Stored data entries:
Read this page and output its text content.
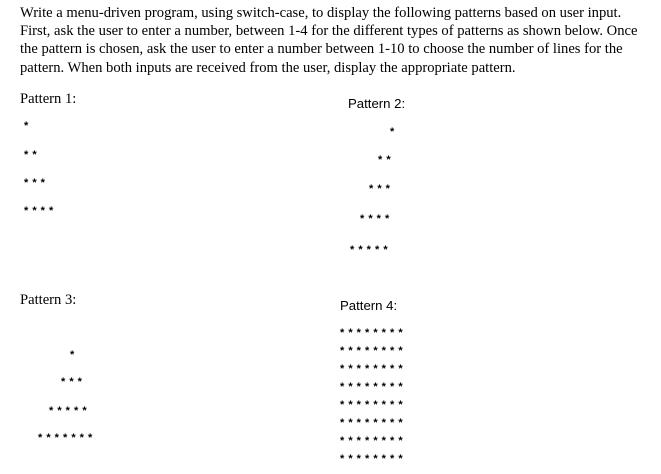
Write a menu-driven program, using switch-case, to display the following patterns based on user input.
First, ask the user to enter a number, between 1-4 for the different types of patterns as shown below. Once
the pattern is chosen, ask the user to enter a number between 1-10 to choose the number of lines for the
pattern. When both inputs are received from the user, display the appropriate pattern.
Pattern 1:
*
* *
* * *
* * * *
Pattern 2:
*
* *
* * *
* * * *
* * * * *
Pattern 3:
*
* * *
* * * * *
* * * * * * *
Pattern 4:
* * * * * * * *
* * * * * * * *
* * * * * * * *
* * * * * * * *
* * * * * * * *
* * * * * * * *
* * * * * * * *
* * * * * * * *
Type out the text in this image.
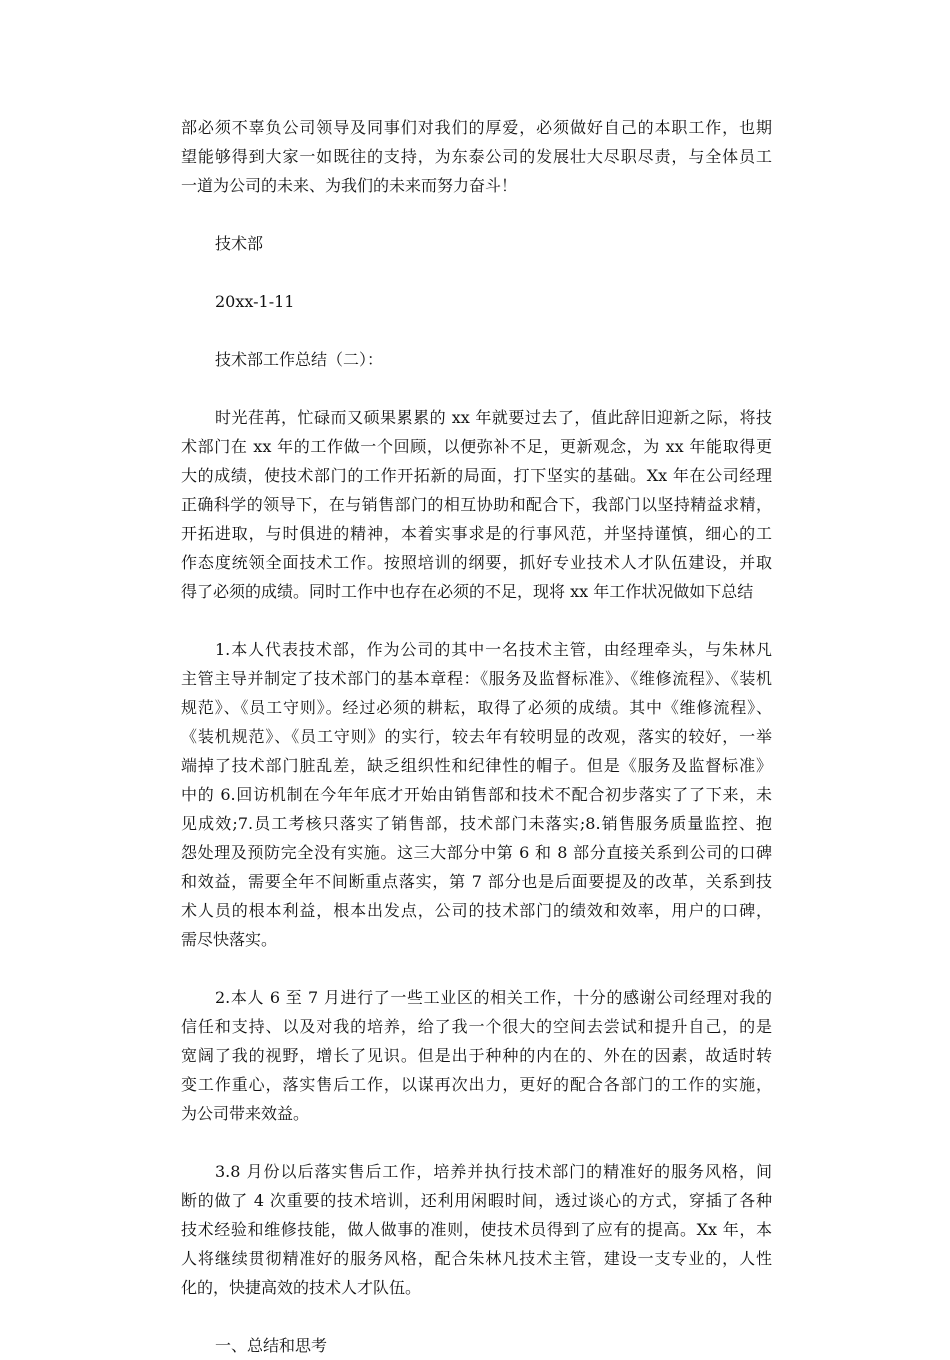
部必须不辜负公司领导及同事们对我们的厚爱，必须做好自己的本职工作，也期
望能够得到大家一如既往的支持，为东泰公司的发展壮大尽职尽责，与全体员工
一道为公司的未来、为我们的未来而努力奋斗！
技术部
20xx-1-11
技术部工作总结（二）：
时光荏苒，忙碌而又硕果累累的 xx 年就要过去了，值此辞旧迎新之际，将技
术部门在 xx 年的工作做一个回顾，以便弥补不足，更新观念，为 xx 年能取得更
大的成绩，使技术部门的工作开拓新的局面，打下坚实的基础。Xx 年在公司经理
正确科学的领导下，在与销售部门的相互协助和配合下，我部门以坚持精益求精，
开拓进取，与时俱进的精神，本着实事求是的行事风范，并坚持谨慎，细心的工
作态度统领全面技术工作。按照培训的纲要，抓好专业技术人才队伍建设，并取
得了必须的成绩。同时工作中也存在必须的不足，现将 xx 年工作状况做如下总结
1.本人代表技术部，作为公司的其中一名技术主管，由经理牵头，与朱林凡
主管主导并制定了技术部门的基本章程：《服务及监督标准》、《维修流程》、《装机
规范》、《员工守则》。经过必须的耕耘，取得了必须的成绩。其中《维修流程》、
《装机规范》、《员工守则》的实行，较去年有较明显的改观，落实的较好，一举
端掉了技术部门脏乱差，缺乏组织性和纪律性的帽子。但是《服务及监督标准》
中的 6.回访机制在今年年底才开始由销售部和技术不配合初步落实了了下来，未
见成效;7.员工考核只落实了销售部，技术部门未落实;8.销售服务质量监控、抱
怨处理及预防完全没有实施。这三大部分中第 6 和 8 部分直接关系到公司的口碑
和效益，需要全年不间断重点落实，第 7 部分也是后面要提及的改革，关系到技
术人员的根本利益，根本出发点，公司的技术部门的绩效和效率，用户的口碑，
需尽快落实。
2.本人 6 至 7 月进行了一些工业区的相关工作，十分的感谢公司经理对我的
信任和支持、以及对我的培养，给了我一个很大的空间去尝试和提升自己，的是
宽阔了我的视野，增长了见识。但是出于种种的内在的、外在的因素，故适时转
变工作重心，落实售后工作，以谋再次出力，更好的配合各部门的工作的实施，
为公司带来效益。
3.8 月份以后落实售后工作，培养并执行技术部门的精准好的服务风格，间
断的做了 4 次重要的技术培训，还利用闲暇时间，透过谈心的方式，穿插了各种
技术经验和维修技能，做人做事的准则，使技术员得到了应有的提高。Xx 年，本
人将继续贯彻精准好的服务风格，配合朱林凡技术主管，建设一支专业的，人性
化的，快捷高效的技术人才队伍。
一、总结和思考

## Exercise requirements:
Filter the records for lines holding the string "text". Copy each one.

## Task solution:
Read this page and output its text content.
Type out the text in this image.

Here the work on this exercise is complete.